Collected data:
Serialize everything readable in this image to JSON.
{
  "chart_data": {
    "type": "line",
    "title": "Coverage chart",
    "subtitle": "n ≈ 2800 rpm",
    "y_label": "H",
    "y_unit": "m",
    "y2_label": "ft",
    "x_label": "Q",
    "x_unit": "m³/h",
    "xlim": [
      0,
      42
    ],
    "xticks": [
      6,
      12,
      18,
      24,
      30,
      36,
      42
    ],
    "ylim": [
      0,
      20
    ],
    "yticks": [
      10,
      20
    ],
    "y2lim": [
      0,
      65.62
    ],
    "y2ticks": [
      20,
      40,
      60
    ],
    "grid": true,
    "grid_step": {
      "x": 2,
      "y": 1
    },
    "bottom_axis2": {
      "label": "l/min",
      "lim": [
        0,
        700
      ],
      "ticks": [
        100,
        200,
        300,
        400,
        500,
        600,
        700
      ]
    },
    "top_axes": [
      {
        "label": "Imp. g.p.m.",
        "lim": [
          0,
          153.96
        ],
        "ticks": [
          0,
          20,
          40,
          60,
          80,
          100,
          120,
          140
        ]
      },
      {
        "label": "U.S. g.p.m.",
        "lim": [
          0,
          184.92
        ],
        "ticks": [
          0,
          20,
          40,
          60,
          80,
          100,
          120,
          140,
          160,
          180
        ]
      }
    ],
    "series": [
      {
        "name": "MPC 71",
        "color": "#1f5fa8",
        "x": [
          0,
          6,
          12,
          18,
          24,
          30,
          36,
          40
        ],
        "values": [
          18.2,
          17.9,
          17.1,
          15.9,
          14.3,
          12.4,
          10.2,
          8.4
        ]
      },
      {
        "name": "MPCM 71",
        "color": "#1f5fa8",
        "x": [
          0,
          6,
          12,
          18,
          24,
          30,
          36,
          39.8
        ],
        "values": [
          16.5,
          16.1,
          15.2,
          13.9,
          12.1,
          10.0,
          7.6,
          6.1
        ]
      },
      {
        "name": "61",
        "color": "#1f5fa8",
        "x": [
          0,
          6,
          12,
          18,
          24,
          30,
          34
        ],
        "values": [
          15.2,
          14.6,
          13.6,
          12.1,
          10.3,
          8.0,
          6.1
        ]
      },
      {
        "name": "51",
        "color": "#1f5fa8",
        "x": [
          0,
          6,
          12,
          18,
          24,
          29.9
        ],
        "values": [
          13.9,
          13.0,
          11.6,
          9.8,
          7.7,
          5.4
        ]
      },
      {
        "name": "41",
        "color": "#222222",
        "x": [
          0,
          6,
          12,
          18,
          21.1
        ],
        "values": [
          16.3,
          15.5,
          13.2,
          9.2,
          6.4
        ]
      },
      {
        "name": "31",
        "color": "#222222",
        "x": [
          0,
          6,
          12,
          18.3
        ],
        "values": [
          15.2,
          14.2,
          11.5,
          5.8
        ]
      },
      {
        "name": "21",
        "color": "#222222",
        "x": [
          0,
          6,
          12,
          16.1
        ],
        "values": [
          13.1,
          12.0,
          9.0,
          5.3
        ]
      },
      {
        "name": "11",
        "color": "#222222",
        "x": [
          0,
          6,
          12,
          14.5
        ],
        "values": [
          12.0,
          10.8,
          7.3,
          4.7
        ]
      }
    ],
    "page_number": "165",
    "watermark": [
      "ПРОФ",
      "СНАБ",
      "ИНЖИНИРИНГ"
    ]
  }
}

● **Problem statement**:
Repeat the data precisely, line by line.

● **Completed task**:
Serialize everything readable in this image to JSON.
{
  "chart_data": {
    "type": "line",
    "title": "Coverage chart",
    "subtitle": "n ≈ 2800 rpm",
    "y_label": "H",
    "y_unit": "m",
    "y2_label": "ft",
    "x_label": "Q",
    "x_unit": "m³/h",
    "xlim": [
      0,
      42
    ],
    "xticks": [
      6,
      12,
      18,
      24,
      30,
      36,
      42
    ],
    "ylim": [
      0,
      20
    ],
    "yticks": [
      10,
      20
    ],
    "y2lim": [
      0,
      65.62
    ],
    "y2ticks": [
      20,
      40,
      60
    ],
    "grid": true,
    "grid_step": {
      "x": 2,
      "y": 1
    },
    "bottom_axis2": {
      "label": "l/min",
      "lim": [
        0,
        700
      ],
      "ticks": [
        100,
        200,
        300,
        400,
        500,
        600,
        700
      ]
    },
    "top_axes": [
      {
        "label": "Imp. g.p.m.",
        "lim": [
          0,
          153.96
        ],
        "ticks": [
          0,
          20,
          40,
          60,
          80,
          100,
          120,
          140
        ]
      },
      {
        "label": "U.S. g.p.m.",
        "lim": [
          0,
          184.92
        ],
        "ticks": [
          0,
          20,
          40,
          60,
          80,
          100,
          120,
          140,
          160,
          180
        ]
      }
    ],
    "series": [
      {
        "name": "MPC 71",
        "color": "#1f5fa8",
        "x": [
          0,
          6,
          12,
          18,
          24,
          30,
          36,
          40
        ],
        "values": [
          18.2,
          17.9,
          17.1,
          15.9,
          14.3,
          12.4,
          10.2,
          8.4
        ]
      },
      {
        "name": "MPCM 71",
        "color": "#1f5fa8",
        "x": [
          0,
          6,
          12,
          18,
          24,
          30,
          36,
          39.8
        ],
        "values": [
          16.5,
          16.1,
          15.2,
          13.9,
          12.1,
          10.0,
          7.6,
          6.1
        ]
      },
      {
        "name": "61",
        "color": "#1f5fa8",
        "x": [
          0,
          6,
          12,
          18,
          24,
          30,
          34
        ],
        "values": [
          15.2,
          14.6,
          13.6,
          12.1,
          10.3,
          8.0,
          6.1
        ]
      },
      {
        "name": "51",
        "color": "#1f5fa8",
        "x": [
          0,
          6,
          12,
          18,
          24,
          29.9
        ],
        "values": [
          13.9,
          13.0,
          11.6,
          9.8,
          7.7,
          5.4
        ]
      },
      {
        "name": "41",
        "color": "#222222",
        "x": [
          0,
          6,
          12,
          18,
          21.1
        ],
        "values": [
          16.3,
          15.5,
          13.2,
          9.2,
          6.4
        ]
      },
      {
        "name": "31",
        "color": "#222222",
        "x": [
          0,
          6,
          12,
          18.3
        ],
        "values": [
          15.2,
          14.2,
          11.5,
          5.8
        ]
      },
      {
        "name": "21",
        "color": "#222222",
        "x": [
          0,
          6,
          12,
          16.1
        ],
        "values": [
          13.1,
          12.0,
          9.0,
          5.3
        ]
      },
      {
        "name": "11",
        "color": "#222222",
        "x": [
          0,
          6,
          12,
          14.5
        ],
        "values": [
          12.0,
          10.8,
          7.3,
          4.7
        ]
      }
    ],
    "page_number": "165",
    "watermark": [
      "ПРОФ",
      "СНАБ",
      "ИНЖИНИРИНГ"
    ]
  }
}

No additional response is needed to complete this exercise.